• Records supplied:
-=-=-=-=-

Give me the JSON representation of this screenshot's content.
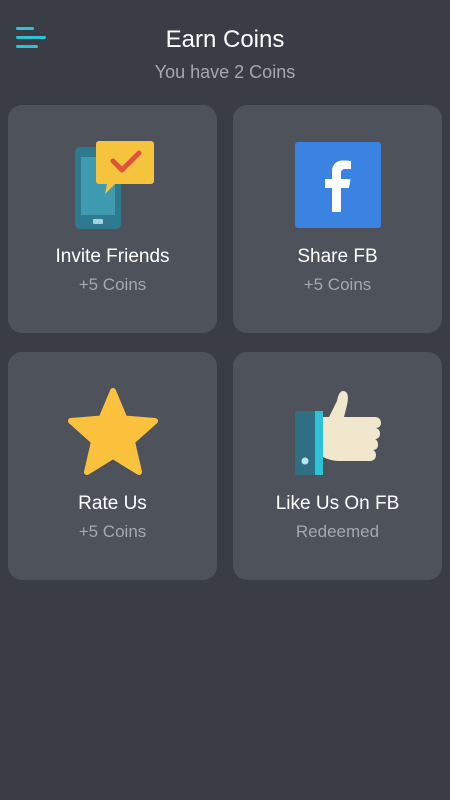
{
  "header": {
    "title": "Earn Coins",
    "subtitle": "You have 2 Coins",
    "menu_icon": "menu-icon"
  },
  "colors": {
    "background": "#3a3d45",
    "card": "#4d525b",
    "accent": "#2ac4d6",
    "facebook": "#3b83e3",
    "star": "#fdc23d",
    "muted_text": "#a5a8ae"
  },
  "cards": [
    {
      "label": "Invite Friends",
      "reward": "+5 Coins",
      "icon": "invite-phone-message-icon"
    },
    {
      "label": "Share FB",
      "reward": "+5 Coins",
      "icon": "facebook-icon"
    },
    {
      "label": "Rate Us",
      "reward": "+5 Coins",
      "icon": "star-icon"
    },
    {
      "label": "Like Us On FB",
      "reward": "Redeemed",
      "icon": "thumbs-up-icon"
    }
  ]
}
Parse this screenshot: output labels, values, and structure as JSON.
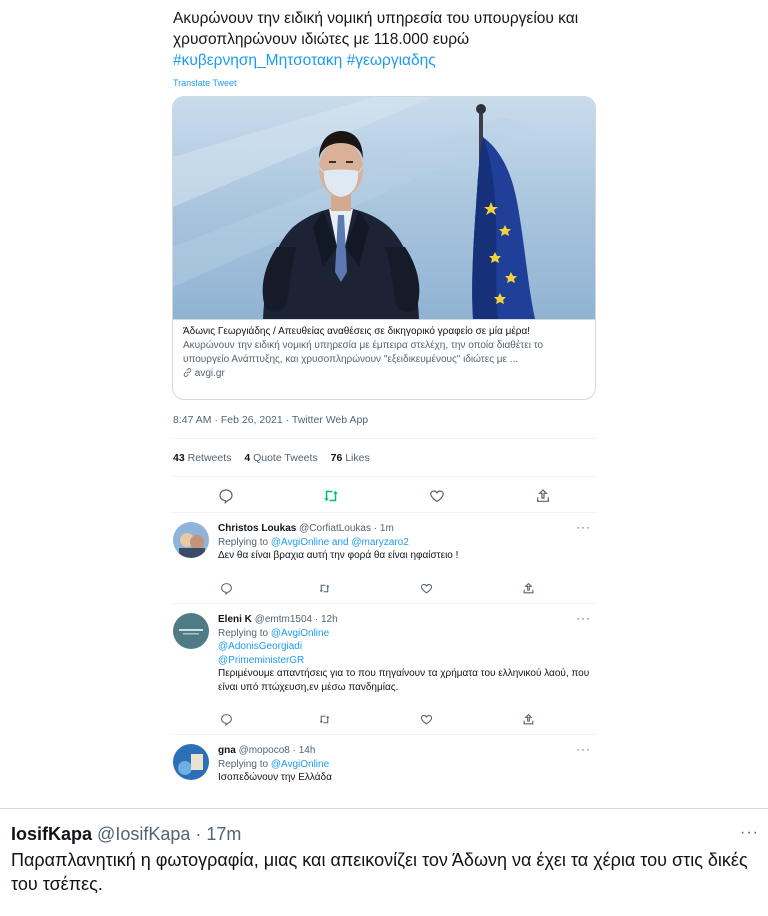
{
  "main_tweet": {
    "text": "Ακυρώνουν την ειδική νομική υπηρεσία του υπουργείου  και χρυσοπληρώνουν ιδιώτες με 118.000 ευρώ",
    "hashtag1": "#κυβερνηση_Μητσοτακη",
    "hashtag2": "#γεωργιαδης",
    "translate_label": "Translate Tweet",
    "card": {
      "title": "Άδωνις Γεωργιάδης / Απευθείας αναθέσεις σε δικηγορικό γραφείο σε μία μέρα!",
      "description": "Ακυρώνουν την ειδική νομική υπηρεσία με έμπειρα στελέχη, την οποία διαθέτει το υπουργείο Ανάπτυξης, και χρυσοπληρώνουν \"εξειδικευμένους\" ιδιώτες με ...",
      "domain": "avgi.gr",
      "link_icon": "link-icon"
    },
    "timestamp": "8:47 AM · Feb 26, 2021 · Twitter Web App",
    "stats": {
      "retweets_count": "43",
      "retweets_label": "Retweets",
      "quotes_count": "4",
      "quotes_label": "Quote Tweets",
      "likes_count": "76",
      "likes_label": "Likes"
    }
  },
  "replies": [
    {
      "name": "Christos Loukas",
      "handle": "@CorfiatLoukas · 1m",
      "replying_prefix": "Replying to ",
      "replying_to": "@AvgiOnline and @maryzaro2",
      "mentions": [],
      "text": "Δεν θα είναι βραχια αυτή την φορά θα είναι ηφαίστειο !"
    },
    {
      "name": "Eleni K",
      "handle": "@emtm1504 · 12h",
      "replying_prefix": "Replying to ",
      "replying_to": "@AvgiOnline",
      "mentions": [
        "@AdonisGeorgiadi",
        "@PrimeministerGR"
      ],
      "text": "Περιμένουμε απαντήσεις για το που πηγαίνουν τα χρήματα του ελληνικού λαού, που είναι υπό πτώχευση,εν μέσω πανδημίας."
    },
    {
      "name": "gna",
      "handle": "@mopoco8 · 14h",
      "replying_prefix": "Replying to ",
      "replying_to": "@AvgiOnline",
      "mentions": [],
      "text": "Ισοπεδώνουν την Ελλάδα"
    }
  ],
  "bottom_tweet": {
    "name": "IosifKapa",
    "handle": "@IosifKapa · 17m",
    "text": "Παραπλανητική η φωτογραφία, μιας και απεικονίζει τον Άδωνη να έχει τα χέρια του στις δικές του τσέπες."
  },
  "more_glyph": "···",
  "colors": {
    "link": "#1d9bf0",
    "retweet_active": "#00ba7c",
    "secondary_text": "#536471",
    "border": "#cfd9de"
  }
}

-=-=-=-=-

• Task to carry out:
Give the material again exactly as it is, but keep the pictures out.

• Written reply:
Give me the JSON representation of this screenshot's content.
{
  "header": {
    "title": "Earn Coins",
    "subtitle": "You have 2 Coins",
    "menu_icon": "menu-icon"
  },
  "colors": {
    "background": "#3a3d45",
    "card": "#4d525b",
    "accent": "#2ac4d6",
    "facebook": "#3b83e3",
    "star": "#fdc23d",
    "muted_text": "#a5a8ae"
  },
  "cards": [
    {
      "label": "Invite Friends",
      "reward": "+5 Coins",
      "icon": "invite-phone-message-icon"
    },
    {
      "label": "Share FB",
      "reward": "+5 Coins",
      "icon": "facebook-icon"
    },
    {
      "label": "Rate Us",
      "reward": "+5 Coins",
      "icon": "star-icon"
    },
    {
      "label": "Like Us On FB",
      "reward": "Redeemed",
      "icon": "thumbs-up-icon"
    }
  ]
}
Parse this screenshot: output labels, values, and structure as JSON.
{
  "main_tweet": {
    "text": "Ακυρώνουν την ειδική νομική υπηρεσία του υπουργείου  και χρυσοπληρώνουν ιδιώτες με 118.000 ευρώ",
    "hashtag1": "#κυβερνηση_Μητσοτακη",
    "hashtag2": "#γεωργιαδης",
    "translate_label": "Translate Tweet",
    "card": {
      "title": "Άδωνις Γεωργιάδης / Απευθείας αναθέσεις σε δικηγορικό γραφείο σε μία μέρα!",
      "description": "Ακυρώνουν την ειδική νομική υπηρεσία με έμπειρα στελέχη, την οποία διαθέτει το υπουργείο Ανάπτυξης, και χρυσοπληρώνουν \"εξειδικευμένους\" ιδιώτες με ...",
      "domain": "avgi.gr",
      "link_icon": "link-icon"
    },
    "timestamp": "8:47 AM · Feb 26, 2021 · Twitter Web App",
    "stats": {
      "retweets_count": "43",
      "retweets_label": "Retweets",
      "quotes_count": "4",
      "quotes_label": "Quote Tweets",
      "likes_count": "76",
      "likes_label": "Likes"
    }
  },
  "replies": [
    {
      "name": "Christos Loukas",
      "handle": "@CorfiatLoukas · 1m",
      "replying_prefix": "Replying to ",
      "replying_to": "@AvgiOnline and @maryzaro2",
      "mentions": [],
      "text": "Δεν θα είναι βραχια αυτή την φορά θα είναι ηφαίστειο !"
    },
    {
      "name": "Eleni K",
      "handle": "@emtm1504 · 12h",
      "replying_prefix": "Replying to ",
      "replying_to": "@AvgiOnline",
      "mentions": [
        "@AdonisGeorgiadi",
        "@PrimeministerGR"
      ],
      "text": "Περιμένουμε απαντήσεις για το που πηγαίνουν τα χρήματα του ελληνικού λαού, που είναι υπό πτώχευση,εν μέσω πανδημίας."
    },
    {
      "name": "gna",
      "handle": "@mopoco8 · 14h",
      "replying_prefix": "Replying to ",
      "replying_to": "@AvgiOnline",
      "mentions": [],
      "text": "Ισοπεδώνουν την Ελλάδα"
    }
  ],
  "bottom_tweet": {
    "name": "IosifKapa",
    "handle": "@IosifKapa · 17m",
    "text": "Παραπλανητική η φωτογραφία, μιας και απεικονίζει τον Άδωνη να έχει τα χέρια του στις δικές του τσέπες."
  },
  "more_glyph": "···",
  "colors": {
    "link": "#1d9bf0",
    "retweet_active": "#00ba7c",
    "secondary_text": "#536471",
    "border": "#cfd9de"
  }
}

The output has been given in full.